* [Supplied material]

--- begin ---

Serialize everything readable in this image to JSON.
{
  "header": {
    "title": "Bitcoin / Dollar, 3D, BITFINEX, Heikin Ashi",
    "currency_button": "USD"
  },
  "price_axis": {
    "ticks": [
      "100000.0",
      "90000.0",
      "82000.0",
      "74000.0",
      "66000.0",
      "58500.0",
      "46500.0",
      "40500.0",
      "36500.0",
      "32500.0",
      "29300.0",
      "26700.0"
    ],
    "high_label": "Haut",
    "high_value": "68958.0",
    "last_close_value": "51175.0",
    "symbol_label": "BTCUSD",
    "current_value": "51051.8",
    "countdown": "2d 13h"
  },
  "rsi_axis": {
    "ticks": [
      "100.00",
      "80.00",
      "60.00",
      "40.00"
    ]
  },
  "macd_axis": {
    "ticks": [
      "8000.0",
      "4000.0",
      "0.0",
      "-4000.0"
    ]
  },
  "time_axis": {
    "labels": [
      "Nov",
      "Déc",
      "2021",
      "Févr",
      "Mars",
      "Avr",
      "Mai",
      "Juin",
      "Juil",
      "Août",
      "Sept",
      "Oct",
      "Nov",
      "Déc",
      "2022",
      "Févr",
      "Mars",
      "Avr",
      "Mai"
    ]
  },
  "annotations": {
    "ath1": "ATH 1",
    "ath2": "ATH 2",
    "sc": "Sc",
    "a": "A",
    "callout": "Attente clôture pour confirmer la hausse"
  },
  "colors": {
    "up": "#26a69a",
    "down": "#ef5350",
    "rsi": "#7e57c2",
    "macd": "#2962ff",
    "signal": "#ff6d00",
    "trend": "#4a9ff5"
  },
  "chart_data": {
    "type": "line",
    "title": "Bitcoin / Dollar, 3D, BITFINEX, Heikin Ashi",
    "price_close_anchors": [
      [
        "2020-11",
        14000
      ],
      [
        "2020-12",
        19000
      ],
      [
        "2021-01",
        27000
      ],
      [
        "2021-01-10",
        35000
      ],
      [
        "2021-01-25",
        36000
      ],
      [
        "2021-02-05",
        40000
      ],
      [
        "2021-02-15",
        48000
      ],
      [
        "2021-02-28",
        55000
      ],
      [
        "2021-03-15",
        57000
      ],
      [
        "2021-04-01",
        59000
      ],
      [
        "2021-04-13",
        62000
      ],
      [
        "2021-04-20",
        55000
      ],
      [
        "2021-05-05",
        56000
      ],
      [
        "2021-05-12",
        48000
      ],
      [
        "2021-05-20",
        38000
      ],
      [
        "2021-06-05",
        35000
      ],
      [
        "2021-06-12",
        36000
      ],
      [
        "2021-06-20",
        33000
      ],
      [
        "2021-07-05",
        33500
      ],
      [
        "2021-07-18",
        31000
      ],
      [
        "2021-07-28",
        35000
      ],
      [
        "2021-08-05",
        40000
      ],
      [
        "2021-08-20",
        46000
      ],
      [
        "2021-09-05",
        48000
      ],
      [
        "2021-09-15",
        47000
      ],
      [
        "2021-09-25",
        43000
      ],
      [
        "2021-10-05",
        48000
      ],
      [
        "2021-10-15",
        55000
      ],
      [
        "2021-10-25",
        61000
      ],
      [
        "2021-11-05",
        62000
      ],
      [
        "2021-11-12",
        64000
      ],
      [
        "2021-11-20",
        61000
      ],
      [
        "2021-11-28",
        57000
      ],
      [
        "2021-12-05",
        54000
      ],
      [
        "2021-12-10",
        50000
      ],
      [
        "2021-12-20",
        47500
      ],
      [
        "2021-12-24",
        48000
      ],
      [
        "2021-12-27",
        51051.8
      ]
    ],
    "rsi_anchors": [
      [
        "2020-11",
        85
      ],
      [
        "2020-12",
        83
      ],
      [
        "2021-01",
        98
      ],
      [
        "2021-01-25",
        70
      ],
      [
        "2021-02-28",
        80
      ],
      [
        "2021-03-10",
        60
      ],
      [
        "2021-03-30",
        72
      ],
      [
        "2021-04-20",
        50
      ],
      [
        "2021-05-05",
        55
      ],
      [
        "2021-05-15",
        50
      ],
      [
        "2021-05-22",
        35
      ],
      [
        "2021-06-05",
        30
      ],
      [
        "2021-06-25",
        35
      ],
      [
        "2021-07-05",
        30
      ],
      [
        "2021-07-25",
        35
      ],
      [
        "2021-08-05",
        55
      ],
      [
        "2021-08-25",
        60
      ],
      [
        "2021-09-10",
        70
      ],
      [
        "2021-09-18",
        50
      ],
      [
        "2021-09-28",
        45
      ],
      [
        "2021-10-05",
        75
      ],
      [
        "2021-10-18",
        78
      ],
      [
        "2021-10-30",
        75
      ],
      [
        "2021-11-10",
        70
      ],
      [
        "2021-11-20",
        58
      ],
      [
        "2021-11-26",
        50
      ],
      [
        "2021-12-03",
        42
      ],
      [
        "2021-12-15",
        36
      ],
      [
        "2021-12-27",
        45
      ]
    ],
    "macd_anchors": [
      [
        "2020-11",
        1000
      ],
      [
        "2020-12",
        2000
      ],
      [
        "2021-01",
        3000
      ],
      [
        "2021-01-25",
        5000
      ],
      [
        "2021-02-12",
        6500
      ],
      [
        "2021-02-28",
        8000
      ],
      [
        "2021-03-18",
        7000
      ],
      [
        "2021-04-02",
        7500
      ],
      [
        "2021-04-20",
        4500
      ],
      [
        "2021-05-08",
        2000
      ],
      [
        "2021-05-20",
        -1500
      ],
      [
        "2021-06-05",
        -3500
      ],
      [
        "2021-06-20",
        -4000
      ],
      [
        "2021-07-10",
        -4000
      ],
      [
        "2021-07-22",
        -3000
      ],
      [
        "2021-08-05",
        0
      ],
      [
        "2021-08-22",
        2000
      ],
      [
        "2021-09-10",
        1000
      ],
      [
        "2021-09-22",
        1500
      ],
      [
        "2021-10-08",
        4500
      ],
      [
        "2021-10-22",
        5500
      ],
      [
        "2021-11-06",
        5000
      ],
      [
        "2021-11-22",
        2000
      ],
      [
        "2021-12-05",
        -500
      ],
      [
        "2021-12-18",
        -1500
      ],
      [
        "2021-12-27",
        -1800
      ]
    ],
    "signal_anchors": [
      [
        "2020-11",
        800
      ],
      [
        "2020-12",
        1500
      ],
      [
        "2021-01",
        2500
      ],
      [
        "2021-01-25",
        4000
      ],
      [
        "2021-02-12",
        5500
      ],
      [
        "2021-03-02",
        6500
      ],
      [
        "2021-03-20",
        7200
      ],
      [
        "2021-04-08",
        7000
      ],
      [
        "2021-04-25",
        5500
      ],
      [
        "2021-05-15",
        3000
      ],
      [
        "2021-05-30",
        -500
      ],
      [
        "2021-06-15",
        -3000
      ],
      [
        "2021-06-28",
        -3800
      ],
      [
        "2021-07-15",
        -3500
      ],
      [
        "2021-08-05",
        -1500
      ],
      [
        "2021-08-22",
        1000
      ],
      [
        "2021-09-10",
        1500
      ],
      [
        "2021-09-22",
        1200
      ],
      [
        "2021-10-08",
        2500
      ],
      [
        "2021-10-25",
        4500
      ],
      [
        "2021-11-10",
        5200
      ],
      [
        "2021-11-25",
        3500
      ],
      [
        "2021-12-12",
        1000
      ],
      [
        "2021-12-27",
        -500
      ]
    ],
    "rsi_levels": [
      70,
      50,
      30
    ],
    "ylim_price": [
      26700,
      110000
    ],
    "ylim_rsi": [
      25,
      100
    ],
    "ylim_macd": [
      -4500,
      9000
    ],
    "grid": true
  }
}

--- end ---

* [Short task]
Output the entries exactly.

* [Task output]
Serialize everything readable in this image to JSON.
{
  "header": {
    "title": "Bitcoin / Dollar, 3D, BITFINEX, Heikin Ashi",
    "currency_button": "USD"
  },
  "price_axis": {
    "ticks": [
      "100000.0",
      "90000.0",
      "82000.0",
      "74000.0",
      "66000.0",
      "58500.0",
      "46500.0",
      "40500.0",
      "36500.0",
      "32500.0",
      "29300.0",
      "26700.0"
    ],
    "high_label": "Haut",
    "high_value": "68958.0",
    "last_close_value": "51175.0",
    "symbol_label": "BTCUSD",
    "current_value": "51051.8",
    "countdown": "2d 13h"
  },
  "rsi_axis": {
    "ticks": [
      "100.00",
      "80.00",
      "60.00",
      "40.00"
    ]
  },
  "macd_axis": {
    "ticks": [
      "8000.0",
      "4000.0",
      "0.0",
      "-4000.0"
    ]
  },
  "time_axis": {
    "labels": [
      "Nov",
      "Déc",
      "2021",
      "Févr",
      "Mars",
      "Avr",
      "Mai",
      "Juin",
      "Juil",
      "Août",
      "Sept",
      "Oct",
      "Nov",
      "Déc",
      "2022",
      "Févr",
      "Mars",
      "Avr",
      "Mai"
    ]
  },
  "annotations": {
    "ath1": "ATH 1",
    "ath2": "ATH 2",
    "sc": "Sc",
    "a": "A",
    "callout": "Attente clôture pour confirmer la hausse"
  },
  "colors": {
    "up": "#26a69a",
    "down": "#ef5350",
    "rsi": "#7e57c2",
    "macd": "#2962ff",
    "signal": "#ff6d00",
    "trend": "#4a9ff5"
  },
  "chart_data": {
    "type": "line",
    "title": "Bitcoin / Dollar, 3D, BITFINEX, Heikin Ashi",
    "price_close_anchors": [
      [
        "2020-11",
        14000
      ],
      [
        "2020-12",
        19000
      ],
      [
        "2021-01",
        27000
      ],
      [
        "2021-01-10",
        35000
      ],
      [
        "2021-01-25",
        36000
      ],
      [
        "2021-02-05",
        40000
      ],
      [
        "2021-02-15",
        48000
      ],
      [
        "2021-02-28",
        55000
      ],
      [
        "2021-03-15",
        57000
      ],
      [
        "2021-04-01",
        59000
      ],
      [
        "2021-04-13",
        62000
      ],
      [
        "2021-04-20",
        55000
      ],
      [
        "2021-05-05",
        56000
      ],
      [
        "2021-05-12",
        48000
      ],
      [
        "2021-05-20",
        38000
      ],
      [
        "2021-06-05",
        35000
      ],
      [
        "2021-06-12",
        36000
      ],
      [
        "2021-06-20",
        33000
      ],
      [
        "2021-07-05",
        33500
      ],
      [
        "2021-07-18",
        31000
      ],
      [
        "2021-07-28",
        35000
      ],
      [
        "2021-08-05",
        40000
      ],
      [
        "2021-08-20",
        46000
      ],
      [
        "2021-09-05",
        48000
      ],
      [
        "2021-09-15",
        47000
      ],
      [
        "2021-09-25",
        43000
      ],
      [
        "2021-10-05",
        48000
      ],
      [
        "2021-10-15",
        55000
      ],
      [
        "2021-10-25",
        61000
      ],
      [
        "2021-11-05",
        62000
      ],
      [
        "2021-11-12",
        64000
      ],
      [
        "2021-11-20",
        61000
      ],
      [
        "2021-11-28",
        57000
      ],
      [
        "2021-12-05",
        54000
      ],
      [
        "2021-12-10",
        50000
      ],
      [
        "2021-12-20",
        47500
      ],
      [
        "2021-12-24",
        48000
      ],
      [
        "2021-12-27",
        51051.8
      ]
    ],
    "rsi_anchors": [
      [
        "2020-11",
        85
      ],
      [
        "2020-12",
        83
      ],
      [
        "2021-01",
        98
      ],
      [
        "2021-01-25",
        70
      ],
      [
        "2021-02-28",
        80
      ],
      [
        "2021-03-10",
        60
      ],
      [
        "2021-03-30",
        72
      ],
      [
        "2021-04-20",
        50
      ],
      [
        "2021-05-05",
        55
      ],
      [
        "2021-05-15",
        50
      ],
      [
        "2021-05-22",
        35
      ],
      [
        "2021-06-05",
        30
      ],
      [
        "2021-06-25",
        35
      ],
      [
        "2021-07-05",
        30
      ],
      [
        "2021-07-25",
        35
      ],
      [
        "2021-08-05",
        55
      ],
      [
        "2021-08-25",
        60
      ],
      [
        "2021-09-10",
        70
      ],
      [
        "2021-09-18",
        50
      ],
      [
        "2021-09-28",
        45
      ],
      [
        "2021-10-05",
        75
      ],
      [
        "2021-10-18",
        78
      ],
      [
        "2021-10-30",
        75
      ],
      [
        "2021-11-10",
        70
      ],
      [
        "2021-11-20",
        58
      ],
      [
        "2021-11-26",
        50
      ],
      [
        "2021-12-03",
        42
      ],
      [
        "2021-12-15",
        36
      ],
      [
        "2021-12-27",
        45
      ]
    ],
    "macd_anchors": [
      [
        "2020-11",
        1000
      ],
      [
        "2020-12",
        2000
      ],
      [
        "2021-01",
        3000
      ],
      [
        "2021-01-25",
        5000
      ],
      [
        "2021-02-12",
        6500
      ],
      [
        "2021-02-28",
        8000
      ],
      [
        "2021-03-18",
        7000
      ],
      [
        "2021-04-02",
        7500
      ],
      [
        "2021-04-20",
        4500
      ],
      [
        "2021-05-08",
        2000
      ],
      [
        "2021-05-20",
        -1500
      ],
      [
        "2021-06-05",
        -3500
      ],
      [
        "2021-06-20",
        -4000
      ],
      [
        "2021-07-10",
        -4000
      ],
      [
        "2021-07-22",
        -3000
      ],
      [
        "2021-08-05",
        0
      ],
      [
        "2021-08-22",
        2000
      ],
      [
        "2021-09-10",
        1000
      ],
      [
        "2021-09-22",
        1500
      ],
      [
        "2021-10-08",
        4500
      ],
      [
        "2021-10-22",
        5500
      ],
      [
        "2021-11-06",
        5000
      ],
      [
        "2021-11-22",
        2000
      ],
      [
        "2021-12-05",
        -500
      ],
      [
        "2021-12-18",
        -1500
      ],
      [
        "2021-12-27",
        -1800
      ]
    ],
    "signal_anchors": [
      [
        "2020-11",
        800
      ],
      [
        "2020-12",
        1500
      ],
      [
        "2021-01",
        2500
      ],
      [
        "2021-01-25",
        4000
      ],
      [
        "2021-02-12",
        5500
      ],
      [
        "2021-03-02",
        6500
      ],
      [
        "2021-03-20",
        7200
      ],
      [
        "2021-04-08",
        7000
      ],
      [
        "2021-04-25",
        5500
      ],
      [
        "2021-05-15",
        3000
      ],
      [
        "2021-05-30",
        -500
      ],
      [
        "2021-06-15",
        -3000
      ],
      [
        "2021-06-28",
        -3800
      ],
      [
        "2021-07-15",
        -3500
      ],
      [
        "2021-08-05",
        -1500
      ],
      [
        "2021-08-22",
        1000
      ],
      [
        "2021-09-10",
        1500
      ],
      [
        "2021-09-22",
        1200
      ],
      [
        "2021-10-08",
        2500
      ],
      [
        "2021-10-25",
        4500
      ],
      [
        "2021-11-10",
        5200
      ],
      [
        "2021-11-25",
        3500
      ],
      [
        "2021-12-12",
        1000
      ],
      [
        "2021-12-27",
        -500
      ]
    ],
    "rsi_levels": [
      70,
      50,
      30
    ],
    "ylim_price": [
      26700,
      110000
    ],
    "ylim_rsi": [
      25,
      100
    ],
    "ylim_macd": [
      -4500,
      9000
    ],
    "grid": true
  }
}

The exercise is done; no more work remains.